• _MATERIAL FOR THIS EXERCISE_
=======

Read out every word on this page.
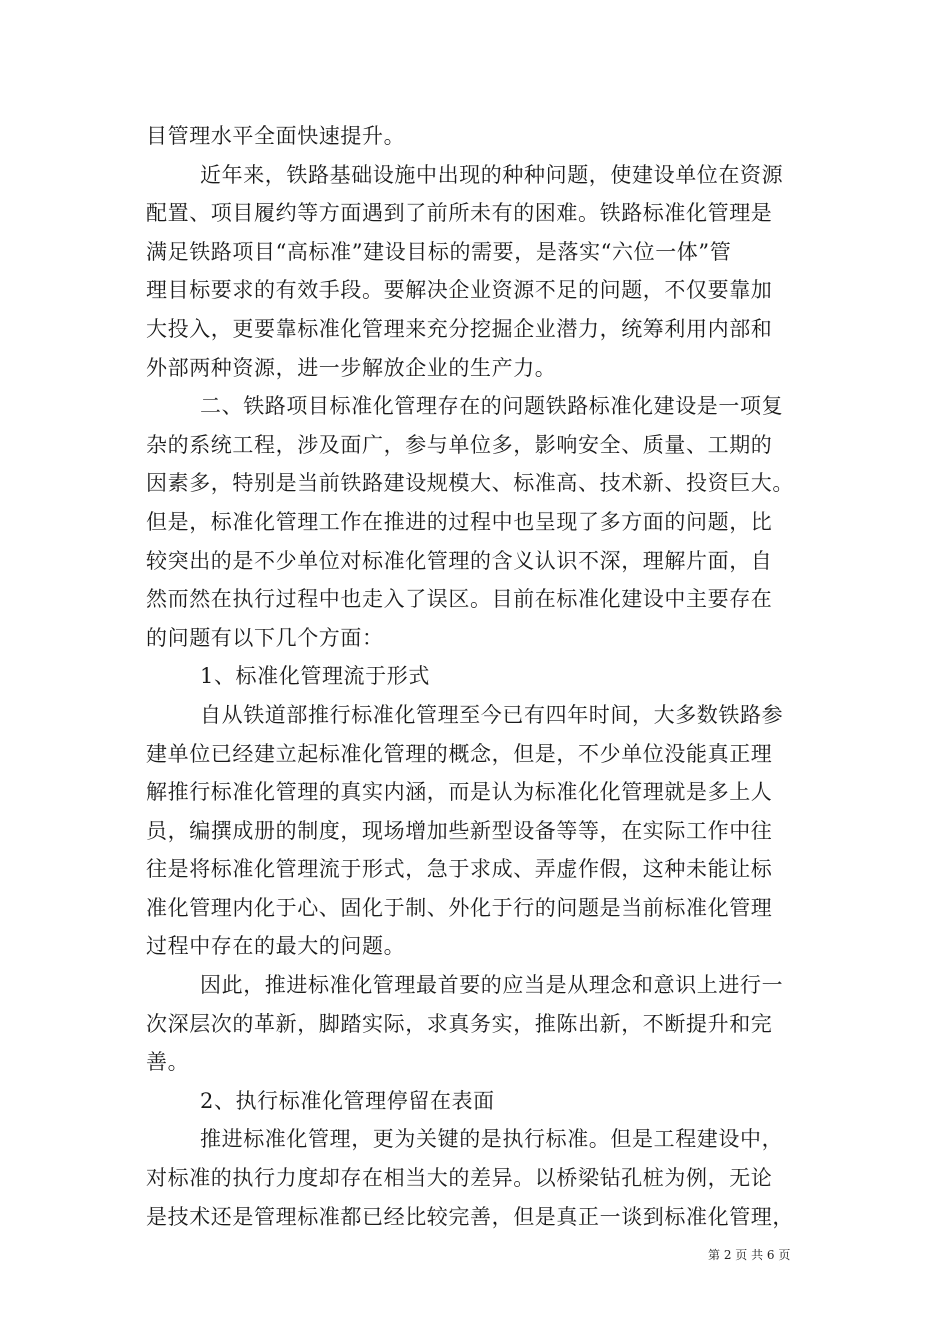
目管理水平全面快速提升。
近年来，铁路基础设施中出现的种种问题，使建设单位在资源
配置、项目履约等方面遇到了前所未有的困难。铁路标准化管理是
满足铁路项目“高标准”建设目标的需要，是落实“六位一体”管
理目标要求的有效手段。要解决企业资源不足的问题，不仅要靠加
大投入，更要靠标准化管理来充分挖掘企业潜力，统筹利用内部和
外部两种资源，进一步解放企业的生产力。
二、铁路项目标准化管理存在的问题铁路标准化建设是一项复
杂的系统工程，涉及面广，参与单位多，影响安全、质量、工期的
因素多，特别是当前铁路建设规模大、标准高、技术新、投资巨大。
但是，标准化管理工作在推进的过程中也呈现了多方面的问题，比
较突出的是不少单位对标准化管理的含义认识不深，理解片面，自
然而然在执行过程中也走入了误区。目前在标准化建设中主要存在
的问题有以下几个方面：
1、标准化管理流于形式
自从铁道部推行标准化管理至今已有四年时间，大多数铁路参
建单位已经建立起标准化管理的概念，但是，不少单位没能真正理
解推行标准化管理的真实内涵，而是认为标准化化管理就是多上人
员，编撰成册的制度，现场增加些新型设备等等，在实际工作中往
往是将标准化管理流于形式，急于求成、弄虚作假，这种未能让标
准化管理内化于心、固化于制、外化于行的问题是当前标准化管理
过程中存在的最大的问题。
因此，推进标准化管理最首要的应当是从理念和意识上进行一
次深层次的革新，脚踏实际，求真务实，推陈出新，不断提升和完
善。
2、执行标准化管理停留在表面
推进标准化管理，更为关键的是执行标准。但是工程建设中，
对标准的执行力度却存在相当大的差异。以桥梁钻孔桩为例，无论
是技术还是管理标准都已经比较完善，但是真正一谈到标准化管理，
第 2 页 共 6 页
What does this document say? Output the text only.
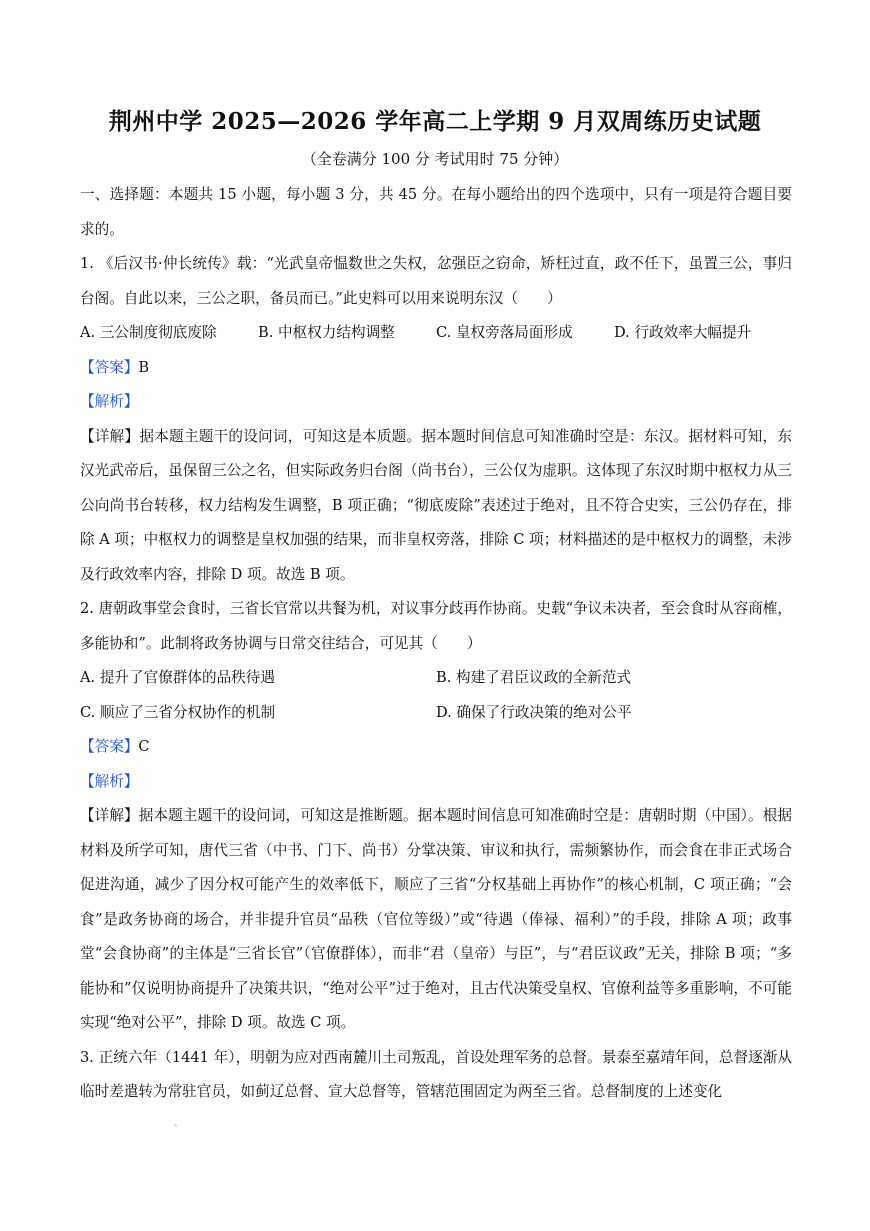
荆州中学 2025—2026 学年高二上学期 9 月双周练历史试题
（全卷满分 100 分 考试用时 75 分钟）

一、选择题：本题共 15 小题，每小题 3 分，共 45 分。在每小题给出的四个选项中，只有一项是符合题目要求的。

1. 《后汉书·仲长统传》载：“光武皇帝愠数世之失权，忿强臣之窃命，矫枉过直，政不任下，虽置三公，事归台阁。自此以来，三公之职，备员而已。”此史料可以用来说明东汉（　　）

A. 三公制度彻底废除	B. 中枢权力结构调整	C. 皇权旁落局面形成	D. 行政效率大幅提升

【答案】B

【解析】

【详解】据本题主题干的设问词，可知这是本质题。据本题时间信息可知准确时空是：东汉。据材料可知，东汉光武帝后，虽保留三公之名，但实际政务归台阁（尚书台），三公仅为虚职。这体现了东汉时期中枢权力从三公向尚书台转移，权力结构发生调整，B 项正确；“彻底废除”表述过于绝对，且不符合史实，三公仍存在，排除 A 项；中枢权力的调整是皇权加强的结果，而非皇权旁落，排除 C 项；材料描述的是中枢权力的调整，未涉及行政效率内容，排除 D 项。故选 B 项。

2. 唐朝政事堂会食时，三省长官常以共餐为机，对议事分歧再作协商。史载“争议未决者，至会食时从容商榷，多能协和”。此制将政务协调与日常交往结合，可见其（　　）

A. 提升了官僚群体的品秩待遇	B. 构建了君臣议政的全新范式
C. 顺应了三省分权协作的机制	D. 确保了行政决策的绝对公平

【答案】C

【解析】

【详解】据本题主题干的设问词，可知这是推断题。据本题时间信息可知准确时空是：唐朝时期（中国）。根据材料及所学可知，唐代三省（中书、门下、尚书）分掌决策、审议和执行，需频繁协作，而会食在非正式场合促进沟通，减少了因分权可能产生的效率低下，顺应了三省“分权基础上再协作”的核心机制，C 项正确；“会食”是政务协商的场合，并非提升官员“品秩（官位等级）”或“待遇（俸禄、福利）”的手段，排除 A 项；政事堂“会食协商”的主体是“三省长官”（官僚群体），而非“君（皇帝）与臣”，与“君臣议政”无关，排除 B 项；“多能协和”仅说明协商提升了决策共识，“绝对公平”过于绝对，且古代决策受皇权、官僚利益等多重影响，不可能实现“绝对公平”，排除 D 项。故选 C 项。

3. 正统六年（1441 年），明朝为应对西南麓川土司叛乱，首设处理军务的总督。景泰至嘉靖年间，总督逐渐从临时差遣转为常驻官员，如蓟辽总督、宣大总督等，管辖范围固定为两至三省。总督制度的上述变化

=======

• _EXERCISE INSTRUCTIONS_
A faithful copy of the records above is needed, with the pictures left out.

• _TASK ANSWER_
Read out every word on this page.
目管理水平全面快速提升。
近年来，铁路基础设施中出现的种种问题，使建设单位在资源
配置、项目履约等方面遇到了前所未有的困难。铁路标准化管理是
满足铁路项目“高标准”建设目标的需要，是落实“六位一体”管
理目标要求的有效手段。要解决企业资源不足的问题，不仅要靠加
大投入，更要靠标准化管理来充分挖掘企业潜力，统筹利用内部和
外部两种资源，进一步解放企业的生产力。
二、铁路项目标准化管理存在的问题铁路标准化建设是一项复
杂的系统工程，涉及面广，参与单位多，影响安全、质量、工期的
因素多，特别是当前铁路建设规模大、标准高、技术新、投资巨大。
但是，标准化管理工作在推进的过程中也呈现了多方面的问题，比
较突出的是不少单位对标准化管理的含义认识不深，理解片面，自
然而然在执行过程中也走入了误区。目前在标准化建设中主要存在
的问题有以下几个方面：
1、标准化管理流于形式
自从铁道部推行标准化管理至今已有四年时间，大多数铁路参
建单位已经建立起标准化管理的概念，但是，不少单位没能真正理
解推行标准化管理的真实内涵，而是认为标准化化管理就是多上人
员，编撰成册的制度，现场增加些新型设备等等，在实际工作中往
往是将标准化管理流于形式，急于求成、弄虚作假，这种未能让标
准化管理内化于心、固化于制、外化于行的问题是当前标准化管理
过程中存在的最大的问题。
因此，推进标准化管理最首要的应当是从理念和意识上进行一
次深层次的革新，脚踏实际，求真务实，推陈出新，不断提升和完
善。
2、执行标准化管理停留在表面
推进标准化管理，更为关键的是执行标准。但是工程建设中，
对标准的执行力度却存在相当大的差异。以桥梁钻孔桩为例，无论
是技术还是管理标准都已经比较完善，但是真正一谈到标准化管理，
第 2 页 共 6 页
What does this document say? Output the text only.
荆州中学 2025—2026 学年高二上学期 9 月双周练历史试题
（全卷满分 100 分 考试用时 75 分钟）

一、选择题：本题共 15 小题，每小题 3 分，共 45 分。在每小题给出的四个选项中，只有一项是符合题目要求的。

1. 《后汉书·仲长统传》载：“光武皇帝愠数世之失权，忿强臣之窃命，矫枉过直，政不任下，虽置三公，事归台阁。自此以来，三公之职，备员而已。”此史料可以用来说明东汉（　　）

A. 三公制度彻底废除	B. 中枢权力结构调整	C. 皇权旁落局面形成	D. 行政效率大幅提升

【答案】B

【解析】

【详解】据本题主题干的设问词，可知这是本质题。据本题时间信息可知准确时空是：东汉。据材料可知，东汉光武帝后，虽保留三公之名，但实际政务归台阁（尚书台），三公仅为虚职。这体现了东汉时期中枢权力从三公向尚书台转移，权力结构发生调整，B 项正确；“彻底废除”表述过于绝对，且不符合史实，三公仍存在，排除 A 项；中枢权力的调整是皇权加强的结果，而非皇权旁落，排除 C 项；材料描述的是中枢权力的调整，未涉及行政效率内容，排除 D 项。故选 B 项。

2. 唐朝政事堂会食时，三省长官常以共餐为机，对议事分歧再作协商。史载“争议未决者，至会食时从容商榷，多能协和”。此制将政务协调与日常交往结合，可见其（　　）

A. 提升了官僚群体的品秩待遇	B. 构建了君臣议政的全新范式
C. 顺应了三省分权协作的机制	D. 确保了行政决策的绝对公平

【答案】C

【解析】

【详解】据本题主题干的设问词，可知这是推断题。据本题时间信息可知准确时空是：唐朝时期（中国）。根据材料及所学可知，唐代三省（中书、门下、尚书）分掌决策、审议和执行，需频繁协作，而会食在非正式场合促进沟通，减少了因分权可能产生的效率低下，顺应了三省“分权基础上再协作”的核心机制，C 项正确；“会食”是政务协商的场合，并非提升官员“品秩（官位等级）”或“待遇（俸禄、福利）”的手段，排除 A 项；政事堂“会食协商”的主体是“三省长官”（官僚群体），而非“君（皇帝）与臣”，与“君臣议政”无关，排除 B 项；“多能协和”仅说明协商提升了决策共识，“绝对公平”过于绝对，且古代决策受皇权、官僚利益等多重影响，不可能实现“绝对公平”，排除 D 项。故选 C 项。

3. 正统六年（1441 年），明朝为应对西南麓川土司叛乱，首设处理军务的总督。景泰至嘉靖年间，总督逐渐从临时差遣转为常驻官员，如蓟辽总督、宣大总督等，管辖范围固定为两至三省。总督制度的上述变化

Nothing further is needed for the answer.